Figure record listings
--- --- ---
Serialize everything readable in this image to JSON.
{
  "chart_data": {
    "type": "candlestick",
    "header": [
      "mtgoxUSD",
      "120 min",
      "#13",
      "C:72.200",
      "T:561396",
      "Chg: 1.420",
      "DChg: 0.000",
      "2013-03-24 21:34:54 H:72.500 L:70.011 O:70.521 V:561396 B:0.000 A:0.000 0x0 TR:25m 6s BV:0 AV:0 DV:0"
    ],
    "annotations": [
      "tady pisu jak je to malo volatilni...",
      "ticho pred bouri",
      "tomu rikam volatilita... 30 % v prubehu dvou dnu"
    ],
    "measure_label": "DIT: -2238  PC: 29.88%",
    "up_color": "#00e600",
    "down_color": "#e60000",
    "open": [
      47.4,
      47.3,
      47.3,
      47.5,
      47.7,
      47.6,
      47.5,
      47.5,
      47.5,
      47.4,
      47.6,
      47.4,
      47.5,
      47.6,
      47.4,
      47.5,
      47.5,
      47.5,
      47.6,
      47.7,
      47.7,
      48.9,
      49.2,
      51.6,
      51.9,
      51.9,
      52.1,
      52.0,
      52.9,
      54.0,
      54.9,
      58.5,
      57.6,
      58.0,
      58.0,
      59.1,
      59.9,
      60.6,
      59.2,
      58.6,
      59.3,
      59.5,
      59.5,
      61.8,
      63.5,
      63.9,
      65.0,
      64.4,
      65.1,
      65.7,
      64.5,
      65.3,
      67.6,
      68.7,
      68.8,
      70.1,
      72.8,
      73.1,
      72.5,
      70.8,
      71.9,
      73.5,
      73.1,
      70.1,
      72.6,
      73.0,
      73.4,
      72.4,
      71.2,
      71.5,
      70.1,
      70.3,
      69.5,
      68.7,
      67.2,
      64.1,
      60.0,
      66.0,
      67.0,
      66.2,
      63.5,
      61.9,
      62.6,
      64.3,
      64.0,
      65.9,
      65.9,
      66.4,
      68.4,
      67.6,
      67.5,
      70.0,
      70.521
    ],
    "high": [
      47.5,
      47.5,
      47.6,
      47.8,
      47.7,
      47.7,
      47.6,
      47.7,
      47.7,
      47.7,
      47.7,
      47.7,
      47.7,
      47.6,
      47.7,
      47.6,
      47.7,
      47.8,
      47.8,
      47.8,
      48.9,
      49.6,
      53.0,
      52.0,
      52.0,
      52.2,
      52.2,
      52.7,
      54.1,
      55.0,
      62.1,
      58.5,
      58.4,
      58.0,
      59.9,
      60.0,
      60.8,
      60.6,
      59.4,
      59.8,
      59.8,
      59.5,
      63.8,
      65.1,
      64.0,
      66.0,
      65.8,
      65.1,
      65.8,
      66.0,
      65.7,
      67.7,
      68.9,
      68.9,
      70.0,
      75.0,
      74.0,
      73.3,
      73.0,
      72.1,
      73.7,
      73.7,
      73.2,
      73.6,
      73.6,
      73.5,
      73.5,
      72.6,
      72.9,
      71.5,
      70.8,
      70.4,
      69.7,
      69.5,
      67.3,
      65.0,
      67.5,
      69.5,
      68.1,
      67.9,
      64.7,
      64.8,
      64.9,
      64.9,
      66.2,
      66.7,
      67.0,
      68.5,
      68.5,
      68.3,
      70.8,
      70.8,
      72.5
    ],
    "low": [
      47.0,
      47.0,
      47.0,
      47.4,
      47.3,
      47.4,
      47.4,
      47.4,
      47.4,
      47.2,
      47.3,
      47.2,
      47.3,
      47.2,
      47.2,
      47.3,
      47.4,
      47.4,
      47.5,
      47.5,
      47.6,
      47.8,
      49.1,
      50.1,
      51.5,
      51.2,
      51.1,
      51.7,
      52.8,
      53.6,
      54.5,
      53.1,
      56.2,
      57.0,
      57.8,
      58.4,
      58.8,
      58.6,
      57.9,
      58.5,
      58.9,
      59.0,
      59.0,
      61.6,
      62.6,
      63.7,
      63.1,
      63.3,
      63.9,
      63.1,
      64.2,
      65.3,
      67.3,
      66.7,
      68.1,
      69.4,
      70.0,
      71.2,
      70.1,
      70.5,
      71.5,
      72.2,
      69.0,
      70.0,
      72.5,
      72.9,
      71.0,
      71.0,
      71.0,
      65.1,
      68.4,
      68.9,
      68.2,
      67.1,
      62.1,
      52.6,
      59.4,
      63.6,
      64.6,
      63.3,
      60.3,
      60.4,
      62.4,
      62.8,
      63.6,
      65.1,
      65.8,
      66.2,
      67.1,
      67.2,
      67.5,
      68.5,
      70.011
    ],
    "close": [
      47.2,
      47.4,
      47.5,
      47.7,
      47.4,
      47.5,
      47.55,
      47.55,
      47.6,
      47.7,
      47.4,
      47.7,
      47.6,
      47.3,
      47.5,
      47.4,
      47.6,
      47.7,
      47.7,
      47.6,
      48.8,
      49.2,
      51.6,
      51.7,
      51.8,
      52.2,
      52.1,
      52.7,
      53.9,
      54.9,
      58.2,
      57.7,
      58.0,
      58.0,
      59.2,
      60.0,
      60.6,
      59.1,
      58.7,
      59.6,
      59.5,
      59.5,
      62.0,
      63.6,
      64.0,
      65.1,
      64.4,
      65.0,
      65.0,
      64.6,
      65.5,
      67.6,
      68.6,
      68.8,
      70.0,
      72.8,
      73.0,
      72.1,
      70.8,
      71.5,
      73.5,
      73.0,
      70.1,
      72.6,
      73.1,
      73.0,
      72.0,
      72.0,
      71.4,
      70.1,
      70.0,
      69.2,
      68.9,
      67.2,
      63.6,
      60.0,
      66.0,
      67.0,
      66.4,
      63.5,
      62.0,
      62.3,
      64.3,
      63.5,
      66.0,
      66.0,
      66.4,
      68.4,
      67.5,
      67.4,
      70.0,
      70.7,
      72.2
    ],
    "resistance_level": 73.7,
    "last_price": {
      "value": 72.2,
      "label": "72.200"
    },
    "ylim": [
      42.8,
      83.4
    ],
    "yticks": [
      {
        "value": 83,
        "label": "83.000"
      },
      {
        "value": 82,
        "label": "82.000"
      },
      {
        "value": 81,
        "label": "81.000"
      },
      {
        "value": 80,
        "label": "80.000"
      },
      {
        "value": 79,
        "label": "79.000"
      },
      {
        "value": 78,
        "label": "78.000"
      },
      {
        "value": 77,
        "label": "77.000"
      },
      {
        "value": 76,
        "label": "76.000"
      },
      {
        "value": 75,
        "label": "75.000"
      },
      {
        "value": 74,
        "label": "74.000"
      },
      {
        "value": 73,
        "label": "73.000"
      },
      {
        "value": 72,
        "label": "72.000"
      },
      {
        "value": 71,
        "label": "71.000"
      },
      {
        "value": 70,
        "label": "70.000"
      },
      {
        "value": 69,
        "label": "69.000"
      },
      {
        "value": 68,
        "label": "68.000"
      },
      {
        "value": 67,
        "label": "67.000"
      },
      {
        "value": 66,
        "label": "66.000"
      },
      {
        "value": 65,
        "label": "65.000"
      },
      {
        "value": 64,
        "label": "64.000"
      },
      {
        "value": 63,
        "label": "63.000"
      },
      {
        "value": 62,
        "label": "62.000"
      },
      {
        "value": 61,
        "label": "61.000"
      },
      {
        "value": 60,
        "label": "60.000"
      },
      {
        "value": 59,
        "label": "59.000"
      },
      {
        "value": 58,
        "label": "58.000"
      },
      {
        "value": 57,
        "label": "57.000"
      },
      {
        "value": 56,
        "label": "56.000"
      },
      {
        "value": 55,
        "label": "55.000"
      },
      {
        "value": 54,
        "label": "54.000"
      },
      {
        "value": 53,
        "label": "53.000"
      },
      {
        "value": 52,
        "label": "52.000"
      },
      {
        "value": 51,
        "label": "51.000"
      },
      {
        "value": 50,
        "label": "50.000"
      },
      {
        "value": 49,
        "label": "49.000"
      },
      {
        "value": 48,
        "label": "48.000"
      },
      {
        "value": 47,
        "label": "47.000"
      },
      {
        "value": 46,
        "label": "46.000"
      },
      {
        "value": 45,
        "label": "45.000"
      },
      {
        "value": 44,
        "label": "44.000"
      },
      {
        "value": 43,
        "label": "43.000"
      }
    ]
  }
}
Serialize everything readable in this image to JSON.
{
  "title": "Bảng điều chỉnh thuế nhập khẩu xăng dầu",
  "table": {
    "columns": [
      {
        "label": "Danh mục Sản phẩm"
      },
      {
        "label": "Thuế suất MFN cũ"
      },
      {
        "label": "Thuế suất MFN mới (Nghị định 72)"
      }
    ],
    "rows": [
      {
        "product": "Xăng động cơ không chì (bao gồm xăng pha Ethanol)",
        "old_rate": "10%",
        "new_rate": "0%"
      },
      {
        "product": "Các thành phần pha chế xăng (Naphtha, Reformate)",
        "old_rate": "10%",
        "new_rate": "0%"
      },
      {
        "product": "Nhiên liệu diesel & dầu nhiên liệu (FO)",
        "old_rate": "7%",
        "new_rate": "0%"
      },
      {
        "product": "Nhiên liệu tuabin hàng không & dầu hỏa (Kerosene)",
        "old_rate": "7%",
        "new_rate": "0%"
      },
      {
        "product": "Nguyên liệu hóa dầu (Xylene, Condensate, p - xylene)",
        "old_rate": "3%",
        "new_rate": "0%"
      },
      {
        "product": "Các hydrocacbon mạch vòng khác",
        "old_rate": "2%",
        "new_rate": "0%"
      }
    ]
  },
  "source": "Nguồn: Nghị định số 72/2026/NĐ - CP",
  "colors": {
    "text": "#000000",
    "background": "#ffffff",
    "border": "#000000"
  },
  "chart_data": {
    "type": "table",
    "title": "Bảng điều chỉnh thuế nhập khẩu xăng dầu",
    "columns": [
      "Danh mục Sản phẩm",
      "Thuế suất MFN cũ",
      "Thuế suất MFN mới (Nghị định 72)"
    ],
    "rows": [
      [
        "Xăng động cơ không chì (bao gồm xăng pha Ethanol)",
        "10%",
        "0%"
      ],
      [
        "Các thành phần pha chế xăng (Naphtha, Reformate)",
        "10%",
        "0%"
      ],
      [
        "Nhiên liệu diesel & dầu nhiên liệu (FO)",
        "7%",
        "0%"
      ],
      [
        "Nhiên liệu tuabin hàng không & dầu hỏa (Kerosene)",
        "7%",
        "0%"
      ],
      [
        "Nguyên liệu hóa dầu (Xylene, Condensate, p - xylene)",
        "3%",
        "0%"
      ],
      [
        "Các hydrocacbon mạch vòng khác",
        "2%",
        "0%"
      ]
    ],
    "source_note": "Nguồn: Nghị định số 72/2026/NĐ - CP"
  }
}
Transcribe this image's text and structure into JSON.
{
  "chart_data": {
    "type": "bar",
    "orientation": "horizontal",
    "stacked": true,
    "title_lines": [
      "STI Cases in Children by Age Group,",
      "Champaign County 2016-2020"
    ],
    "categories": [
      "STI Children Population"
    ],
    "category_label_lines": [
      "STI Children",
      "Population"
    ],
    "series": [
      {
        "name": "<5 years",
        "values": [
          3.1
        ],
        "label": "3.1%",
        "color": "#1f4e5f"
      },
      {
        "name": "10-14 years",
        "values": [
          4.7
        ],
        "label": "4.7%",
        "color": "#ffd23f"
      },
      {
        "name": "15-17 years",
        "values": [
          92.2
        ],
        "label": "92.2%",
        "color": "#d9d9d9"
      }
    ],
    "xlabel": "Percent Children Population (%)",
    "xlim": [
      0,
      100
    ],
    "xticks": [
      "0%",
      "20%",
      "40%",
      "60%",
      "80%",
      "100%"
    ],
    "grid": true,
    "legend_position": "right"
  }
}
--- --- ---
**WRITTEN EXERCISE**: Extract every line of the records above that contains the word "Naphtha".

**TASK OUTPUT**:
        "product": "Các thành phần pha chế xăng (Naphtha, Reformate)",
        "Các thành phần pha chế xăng (Naphtha, Reformate)",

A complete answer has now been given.